• [Stated goal] Quote the listing below word for word, starting at its first line and ending at the line that contains "- hour-divider: [2005, 322, 2007, 1596]".

• [Material provided]
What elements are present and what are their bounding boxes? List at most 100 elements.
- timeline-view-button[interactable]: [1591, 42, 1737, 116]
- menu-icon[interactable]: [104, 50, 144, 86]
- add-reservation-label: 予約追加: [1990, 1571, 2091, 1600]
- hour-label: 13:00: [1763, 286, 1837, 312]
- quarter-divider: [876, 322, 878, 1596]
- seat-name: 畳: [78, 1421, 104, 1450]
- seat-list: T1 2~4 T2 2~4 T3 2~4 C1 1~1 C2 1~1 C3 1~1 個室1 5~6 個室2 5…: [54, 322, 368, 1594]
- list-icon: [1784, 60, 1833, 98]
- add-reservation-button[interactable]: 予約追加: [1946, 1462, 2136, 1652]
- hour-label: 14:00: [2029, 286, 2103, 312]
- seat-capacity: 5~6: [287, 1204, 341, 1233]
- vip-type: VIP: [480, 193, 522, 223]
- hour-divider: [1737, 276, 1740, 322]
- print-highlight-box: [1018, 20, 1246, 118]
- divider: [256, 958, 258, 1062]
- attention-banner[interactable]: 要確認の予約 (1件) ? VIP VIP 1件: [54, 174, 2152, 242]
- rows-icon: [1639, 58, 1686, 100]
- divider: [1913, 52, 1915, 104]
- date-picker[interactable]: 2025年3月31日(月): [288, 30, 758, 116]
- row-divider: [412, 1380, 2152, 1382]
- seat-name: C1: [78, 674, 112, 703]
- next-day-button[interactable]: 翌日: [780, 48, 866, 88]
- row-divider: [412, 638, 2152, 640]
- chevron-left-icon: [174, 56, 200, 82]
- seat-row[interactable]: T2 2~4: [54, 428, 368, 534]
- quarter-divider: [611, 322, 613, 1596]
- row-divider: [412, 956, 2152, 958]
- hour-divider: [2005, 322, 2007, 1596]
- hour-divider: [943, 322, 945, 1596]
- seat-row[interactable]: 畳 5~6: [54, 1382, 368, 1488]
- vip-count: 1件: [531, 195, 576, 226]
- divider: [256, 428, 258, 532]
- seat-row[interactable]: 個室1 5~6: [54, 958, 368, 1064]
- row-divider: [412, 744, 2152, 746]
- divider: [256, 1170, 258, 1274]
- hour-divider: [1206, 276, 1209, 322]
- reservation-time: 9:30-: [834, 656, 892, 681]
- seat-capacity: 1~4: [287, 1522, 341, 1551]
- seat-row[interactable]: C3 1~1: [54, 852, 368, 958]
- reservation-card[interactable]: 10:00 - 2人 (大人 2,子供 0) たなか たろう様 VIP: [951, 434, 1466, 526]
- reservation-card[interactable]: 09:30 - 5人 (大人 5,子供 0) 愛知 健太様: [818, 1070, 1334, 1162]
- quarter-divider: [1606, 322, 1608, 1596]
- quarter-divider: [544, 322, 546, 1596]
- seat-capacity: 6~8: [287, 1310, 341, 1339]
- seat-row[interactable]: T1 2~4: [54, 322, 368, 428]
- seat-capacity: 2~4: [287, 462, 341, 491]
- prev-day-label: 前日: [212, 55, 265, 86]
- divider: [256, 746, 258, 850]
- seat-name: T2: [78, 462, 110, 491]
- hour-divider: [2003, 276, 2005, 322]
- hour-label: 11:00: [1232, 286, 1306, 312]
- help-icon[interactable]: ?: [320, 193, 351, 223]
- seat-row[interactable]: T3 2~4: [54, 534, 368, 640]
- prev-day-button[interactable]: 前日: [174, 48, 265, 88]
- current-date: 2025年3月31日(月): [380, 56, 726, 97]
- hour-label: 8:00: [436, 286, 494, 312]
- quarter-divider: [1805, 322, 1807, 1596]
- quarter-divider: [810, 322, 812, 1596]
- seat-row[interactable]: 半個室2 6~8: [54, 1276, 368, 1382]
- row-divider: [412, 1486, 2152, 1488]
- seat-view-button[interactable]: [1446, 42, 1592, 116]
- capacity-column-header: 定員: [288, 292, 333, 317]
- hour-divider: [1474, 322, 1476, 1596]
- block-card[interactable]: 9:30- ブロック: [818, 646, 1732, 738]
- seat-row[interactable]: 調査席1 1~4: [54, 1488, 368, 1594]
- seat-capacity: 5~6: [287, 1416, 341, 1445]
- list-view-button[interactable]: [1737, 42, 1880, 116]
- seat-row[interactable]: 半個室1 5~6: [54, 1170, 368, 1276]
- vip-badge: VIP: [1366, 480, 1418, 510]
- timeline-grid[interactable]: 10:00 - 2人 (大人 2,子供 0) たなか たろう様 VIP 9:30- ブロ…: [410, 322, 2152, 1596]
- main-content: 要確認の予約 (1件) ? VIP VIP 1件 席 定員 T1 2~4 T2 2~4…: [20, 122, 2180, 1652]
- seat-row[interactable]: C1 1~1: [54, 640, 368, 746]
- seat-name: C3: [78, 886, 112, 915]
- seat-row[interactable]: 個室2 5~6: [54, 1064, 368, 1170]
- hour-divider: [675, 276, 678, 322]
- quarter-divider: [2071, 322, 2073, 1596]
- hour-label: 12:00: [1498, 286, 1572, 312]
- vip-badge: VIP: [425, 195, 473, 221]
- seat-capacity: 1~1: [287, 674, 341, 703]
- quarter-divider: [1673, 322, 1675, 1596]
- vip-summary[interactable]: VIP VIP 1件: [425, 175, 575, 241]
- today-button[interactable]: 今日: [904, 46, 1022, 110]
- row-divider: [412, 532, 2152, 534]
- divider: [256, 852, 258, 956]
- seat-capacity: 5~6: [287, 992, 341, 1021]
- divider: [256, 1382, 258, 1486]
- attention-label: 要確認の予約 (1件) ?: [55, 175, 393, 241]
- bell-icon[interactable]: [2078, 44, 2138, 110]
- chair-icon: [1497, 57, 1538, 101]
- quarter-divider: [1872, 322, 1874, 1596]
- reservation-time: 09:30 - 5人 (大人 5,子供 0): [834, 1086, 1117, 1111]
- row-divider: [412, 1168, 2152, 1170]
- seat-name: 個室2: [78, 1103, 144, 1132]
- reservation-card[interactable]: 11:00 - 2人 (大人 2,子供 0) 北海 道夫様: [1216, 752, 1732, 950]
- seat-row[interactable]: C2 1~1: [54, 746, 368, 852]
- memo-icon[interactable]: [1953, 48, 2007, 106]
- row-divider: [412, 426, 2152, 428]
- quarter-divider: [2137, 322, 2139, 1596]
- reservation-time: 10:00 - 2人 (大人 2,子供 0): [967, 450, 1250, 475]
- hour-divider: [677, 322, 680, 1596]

• [Right answer]
What elements are present and what are their bounding boxes? List at most 100 elements.
- timeline-view-button[interactable]: [1591, 42, 1737, 116]
- menu-icon[interactable]: [104, 50, 144, 86]
- add-reservation-label: 予約追加: [1990, 1571, 2091, 1600]
- hour-label: 13:00: [1763, 286, 1837, 312]
- quarter-divider: [876, 322, 878, 1596]
- seat-name: 畳: [78, 1421, 104, 1450]
- seat-list: T1 2~4 T2 2~4 T3 2~4 C1 1~1 C2 1~1 C3 1~1 個室1 5~6 個室2 5…: [54, 322, 368, 1594]
- list-icon: [1784, 60, 1833, 98]
- add-reservation-button[interactable]: 予約追加: [1946, 1462, 2136, 1652]
- hour-label: 14:00: [2029, 286, 2103, 312]
- seat-capacity: 5~6: [287, 1204, 341, 1233]
- vip-type: VIP: [480, 193, 522, 223]
- hour-divider: [1737, 276, 1740, 322]
- print-highlight-box: [1018, 20, 1246, 118]
- divider: [256, 958, 258, 1062]
- attention-banner[interactable]: 要確認の予約 (1件) ? VIP VIP 1件: [54, 174, 2152, 242]
- rows-icon: [1639, 58, 1686, 100]
- divider: [1913, 52, 1915, 104]
- date-picker[interactable]: 2025年3月31日(月): [288, 30, 758, 116]
- row-divider: [412, 1380, 2152, 1382]
- seat-name: C1: [78, 674, 112, 703]
- next-day-button[interactable]: 翌日: [780, 48, 866, 88]
- row-divider: [412, 638, 2152, 640]
- chevron-left-icon: [174, 56, 200, 82]
- seat-row[interactable]: T2 2~4: [54, 428, 368, 534]
- quarter-divider: [611, 322, 613, 1596]
- row-divider: [412, 956, 2152, 958]
- hour-divider: [2005, 322, 2007, 1596]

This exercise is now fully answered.